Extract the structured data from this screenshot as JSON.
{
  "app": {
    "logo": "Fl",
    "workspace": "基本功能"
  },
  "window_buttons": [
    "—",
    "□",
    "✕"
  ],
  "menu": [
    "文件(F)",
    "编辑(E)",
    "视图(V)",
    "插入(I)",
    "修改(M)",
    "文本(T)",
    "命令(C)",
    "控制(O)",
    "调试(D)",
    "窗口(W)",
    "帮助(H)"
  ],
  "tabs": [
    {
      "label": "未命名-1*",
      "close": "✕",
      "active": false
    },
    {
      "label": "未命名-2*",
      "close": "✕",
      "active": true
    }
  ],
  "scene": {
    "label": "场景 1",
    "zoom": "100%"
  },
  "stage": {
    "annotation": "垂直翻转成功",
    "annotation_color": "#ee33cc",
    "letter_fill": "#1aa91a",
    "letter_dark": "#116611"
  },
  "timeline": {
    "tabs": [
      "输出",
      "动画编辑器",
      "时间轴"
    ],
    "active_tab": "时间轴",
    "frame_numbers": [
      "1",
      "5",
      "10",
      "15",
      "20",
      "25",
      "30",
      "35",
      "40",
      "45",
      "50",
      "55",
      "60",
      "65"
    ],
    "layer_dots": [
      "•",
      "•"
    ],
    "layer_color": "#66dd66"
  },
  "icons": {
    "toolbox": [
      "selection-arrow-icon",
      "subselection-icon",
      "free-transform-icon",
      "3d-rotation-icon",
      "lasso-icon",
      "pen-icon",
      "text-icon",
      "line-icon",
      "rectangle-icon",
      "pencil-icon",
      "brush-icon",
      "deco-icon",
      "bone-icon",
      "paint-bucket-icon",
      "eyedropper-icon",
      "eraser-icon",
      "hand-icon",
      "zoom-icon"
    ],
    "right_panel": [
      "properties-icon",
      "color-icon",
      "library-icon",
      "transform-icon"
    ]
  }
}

§ Written instruction: Extract the data exactly as given.

§ Expected answer:
Extract the structured data from this screenshot as JSON.
{
  "app": {
    "logo": "Fl",
    "workspace": "基本功能"
  },
  "window_buttons": [
    "—",
    "□",
    "✕"
  ],
  "menu": [
    "文件(F)",
    "编辑(E)",
    "视图(V)",
    "插入(I)",
    "修改(M)",
    "文本(T)",
    "命令(C)",
    "控制(O)",
    "调试(D)",
    "窗口(W)",
    "帮助(H)"
  ],
  "tabs": [
    {
      "label": "未命名-1*",
      "close": "✕",
      "active": false
    },
    {
      "label": "未命名-2*",
      "close": "✕",
      "active": true
    }
  ],
  "scene": {
    "label": "场景 1",
    "zoom": "100%"
  },
  "stage": {
    "annotation": "垂直翻转成功",
    "annotation_color": "#ee33cc",
    "letter_fill": "#1aa91a",
    "letter_dark": "#116611"
  },
  "timeline": {
    "tabs": [
      "输出",
      "动画编辑器",
      "时间轴"
    ],
    "active_tab": "时间轴",
    "frame_numbers": [
      "1",
      "5",
      "10",
      "15",
      "20",
      "25",
      "30",
      "35",
      "40",
      "45",
      "50",
      "55",
      "60",
      "65"
    ],
    "layer_dots": [
      "•",
      "•"
    ],
    "layer_color": "#66dd66"
  },
  "icons": {
    "toolbox": [
      "selection-arrow-icon",
      "subselection-icon",
      "free-transform-icon",
      "3d-rotation-icon",
      "lasso-icon",
      "pen-icon",
      "text-icon",
      "line-icon",
      "rectangle-icon",
      "pencil-icon",
      "brush-icon",
      "deco-icon",
      "bone-icon",
      "paint-bucket-icon",
      "eyedropper-icon",
      "eraser-icon",
      "hand-icon",
      "zoom-icon"
    ],
    "right_panel": [
      "properties-icon",
      "color-icon",
      "library-icon",
      "transform-icon"
    ]
  }
}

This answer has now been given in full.